:: SUPPLIED DATA

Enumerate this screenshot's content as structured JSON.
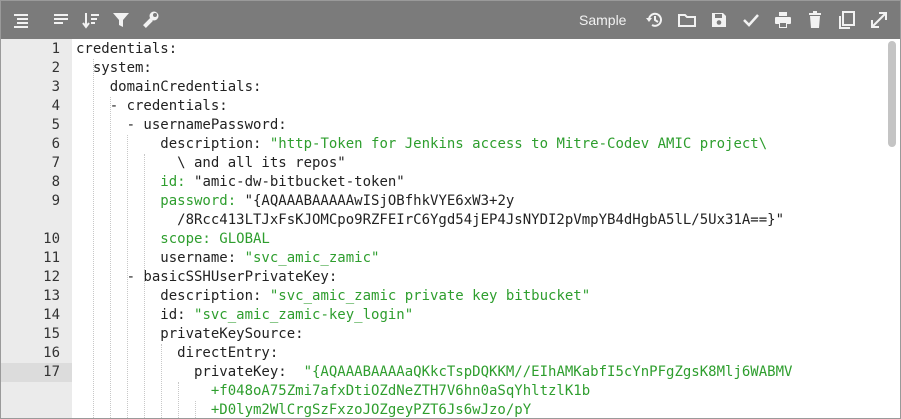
{
  "toolbar": {
    "left_icons": [
      "format-icon",
      "list-icon",
      "sort-icon",
      "filter-icon",
      "wrench-icon"
    ],
    "sample_label": "Sample",
    "right_icons": [
      "history-icon",
      "folder-icon",
      "save-icon",
      "check-icon",
      "print-icon",
      "trash-icon",
      "copy-icon",
      "fullscreen-icon"
    ]
  },
  "colors": {
    "toolbar_bg": "#7b7b7b",
    "gutter_bg": "#ebebeb",
    "string_green": "#2e9e2e",
    "key_green": "#2e9e2e"
  },
  "editor": {
    "active_line": "17",
    "lines": [
      {
        "num": "1",
        "parts": [
          [
            "",
            "credentials:"
          ]
        ]
      },
      {
        "num": "2",
        "parts": [
          [
            "",
            "  system:"
          ]
        ]
      },
      {
        "num": "3",
        "parts": [
          [
            "",
            "    domainCredentials:"
          ]
        ]
      },
      {
        "num": "4",
        "parts": [
          [
            "",
            "    - credentials:"
          ]
        ]
      },
      {
        "num": "5",
        "parts": [
          [
            "",
            "      - usernamePassword:"
          ]
        ]
      },
      {
        "num": "6",
        "parts": [
          [
            "",
            "          description: "
          ],
          [
            "str",
            "\"http-Token for Jenkins access to Mitre-Codev AMIC project\\"
          ]
        ]
      },
      {
        "num": "7",
        "parts": [
          [
            "",
            "            \\ and all its repos\""
          ]
        ]
      },
      {
        "num": "8",
        "parts": [
          [
            "kw",
            "          id: "
          ],
          [
            "",
            "\"amic-dw-bitbucket-token\""
          ]
        ]
      },
      {
        "num": "9",
        "parts": [
          [
            "kw",
            "          password: "
          ],
          [
            "",
            "\"{AQAAABAAAAAwISjOBfhkVYE6xW3+2y"
          ]
        ]
      },
      {
        "num": "",
        "parts": [
          [
            "",
            "            /8Rcc413LTJxFsKJOMCpo9RZFEIrC6Ygd54jEP4JsNYDI2pVmpYB4dHgbA5lL/5Ux31A==}\""
          ]
        ]
      },
      {
        "num": "10",
        "parts": [
          [
            "kw",
            "          scope: GLOBAL"
          ]
        ]
      },
      {
        "num": "11",
        "parts": [
          [
            "",
            "          username: "
          ],
          [
            "str",
            "\"svc_amic_zamic\""
          ]
        ]
      },
      {
        "num": "12",
        "parts": [
          [
            "",
            "      - basicSSHUserPrivateKey:"
          ]
        ]
      },
      {
        "num": "13",
        "parts": [
          [
            "",
            "          description: "
          ],
          [
            "str",
            "\"svc_amic_zamic private key bitbucket\""
          ]
        ]
      },
      {
        "num": "14",
        "parts": [
          [
            "",
            "          id: "
          ],
          [
            "str",
            "\"svc_amic_zamic-key_login\""
          ]
        ]
      },
      {
        "num": "15",
        "parts": [
          [
            "",
            "          privateKeySource:"
          ]
        ]
      },
      {
        "num": "16",
        "parts": [
          [
            "",
            "            directEntry:"
          ]
        ]
      },
      {
        "num": "17",
        "parts": [
          [
            "",
            "              privateKey:  "
          ],
          [
            "str",
            "\"{AQAAABAAAAaQKkcTspDQKKM//EIhAMKabfI5cYnPFgZgsK8Mlj6WABMV"
          ]
        ]
      },
      {
        "num": "",
        "parts": [
          [
            "str",
            "                +f048oA75Zmi7afxDtiOZdNeZTH7V6hn0aSqYhltzlK1b"
          ]
        ]
      },
      {
        "num": "",
        "parts": [
          [
            "str",
            "                +D0lym2WlCrgSzFxzoJOZgeyPZT6Js6wJzo/pY"
          ]
        ]
      }
    ]
  }
}
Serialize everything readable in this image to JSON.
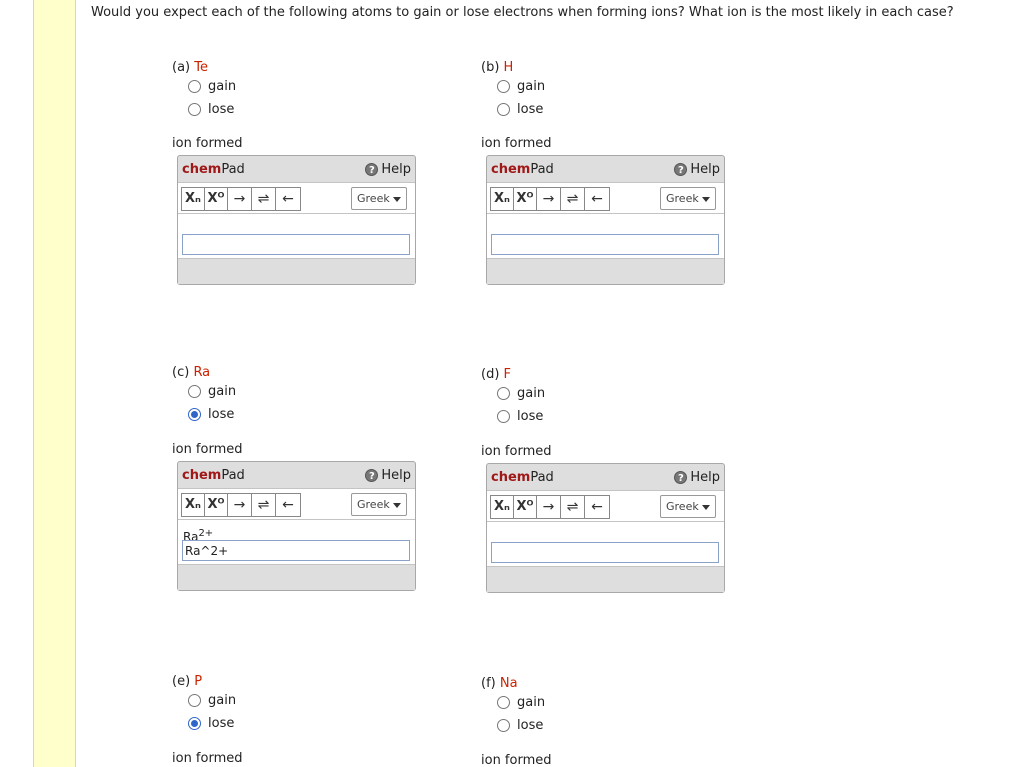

::::

Without including any picture, repeat the data exactly.

Enumerate this screenshot's content as structured JSON.
{
  "toolbar": {
    "left_icons": [
      "format-icon",
      "list-icon",
      "sort-icon",
      "filter-icon",
      "wrench-icon"
    ],
    "sample_label": "Sample",
    "right_icons": [
      "history-icon",
      "folder-icon",
      "save-icon",
      "check-icon",
      "print-icon",
      "trash-icon",
      "copy-icon",
      "fullscreen-icon"
    ]
  },
  "colors": {
    "toolbar_bg": "#7b7b7b",
    "gutter_bg": "#ebebeb",
    "string_green": "#2e9e2e",
    "key_green": "#2e9e2e"
  },
  "editor": {
    "active_line": "17",
    "lines": [
      {
        "num": "1",
        "parts": [
          [
            "",
            "credentials:"
          ]
        ]
      },
      {
        "num": "2",
        "parts": [
          [
            "",
            "  system:"
          ]
        ]
      },
      {
        "num": "3",
        "parts": [
          [
            "",
            "    domainCredentials:"
          ]
        ]
      },
      {
        "num": "4",
        "parts": [
          [
            "",
            "    - credentials:"
          ]
        ]
      },
      {
        "num": "5",
        "parts": [
          [
            "",
            "      - usernamePassword:"
          ]
        ]
      },
      {
        "num": "6",
        "parts": [
          [
            "",
            "          description: "
          ],
          [
            "str",
            "\"http-Token for Jenkins access to Mitre-Codev AMIC project\\"
          ]
        ]
      },
      {
        "num": "7",
        "parts": [
          [
            "",
            "            \\ and all its repos\""
          ]
        ]
      },
      {
        "num": "8",
        "parts": [
          [
            "kw",
            "          id: "
          ],
          [
            "",
            "\"amic-dw-bitbucket-token\""
          ]
        ]
      },
      {
        "num": "9",
        "parts": [
          [
            "kw",
            "          password: "
          ],
          [
            "",
            "\"{AQAAABAAAAAwISjOBfhkVYE6xW3+2y"
          ]
        ]
      },
      {
        "num": "",
        "parts": [
          [
            "",
            "            /8Rcc413LTJxFsKJOMCpo9RZFEIrC6Ygd54jEP4JsNYDI2pVmpYB4dHgbA5lL/5Ux31A==}\""
          ]
        ]
      },
      {
        "num": "10",
        "parts": [
          [
            "kw",
            "          scope: GLOBAL"
          ]
        ]
      },
      {
        "num": "11",
        "parts": [
          [
            "",
            "          username: "
          ],
          [
            "str",
            "\"svc_amic_zamic\""
          ]
        ]
      },
      {
        "num": "12",
        "parts": [
          [
            "",
            "      - basicSSHUserPrivateKey:"
          ]
        ]
      },
      {
        "num": "13",
        "parts": [
          [
            "",
            "          description: "
          ],
          [
            "str",
            "\"svc_amic_zamic private key bitbucket\""
          ]
        ]
      },
      {
        "num": "14",
        "parts": [
          [
            "",
            "          id: "
          ],
          [
            "str",
            "\"svc_amic_zamic-key_login\""
          ]
        ]
      },
      {
        "num": "15",
        "parts": [
          [
            "",
            "          privateKeySource:"
          ]
        ]
      },
      {
        "num": "16",
        "parts": [
          [
            "",
            "            directEntry:"
          ]
        ]
      },
      {
        "num": "17",
        "parts": [
          [
            "",
            "              privateKey:  "
          ],
          [
            "str",
            "\"{AQAAABAAAAaQKkcTspDQKKM//EIhAMKabfI5cYnPFgZgsK8Mlj6WABMV"
          ]
        ]
      },
      {
        "num": "",
        "parts": [
          [
            "str",
            "                +f048oA75Zmi7afxDtiOZdNeZTH7V6hn0aSqYhltzlK1b"
          ]
        ]
      },
      {
        "num": "",
        "parts": [
          [
            "str",
            "                +D0lym2WlCrgSzFxzoJOZgeyPZT6Js6wJzo/pY"
          ]
        ]
      }
    ]
  }
}
Serialize everything readable in this image to JSON.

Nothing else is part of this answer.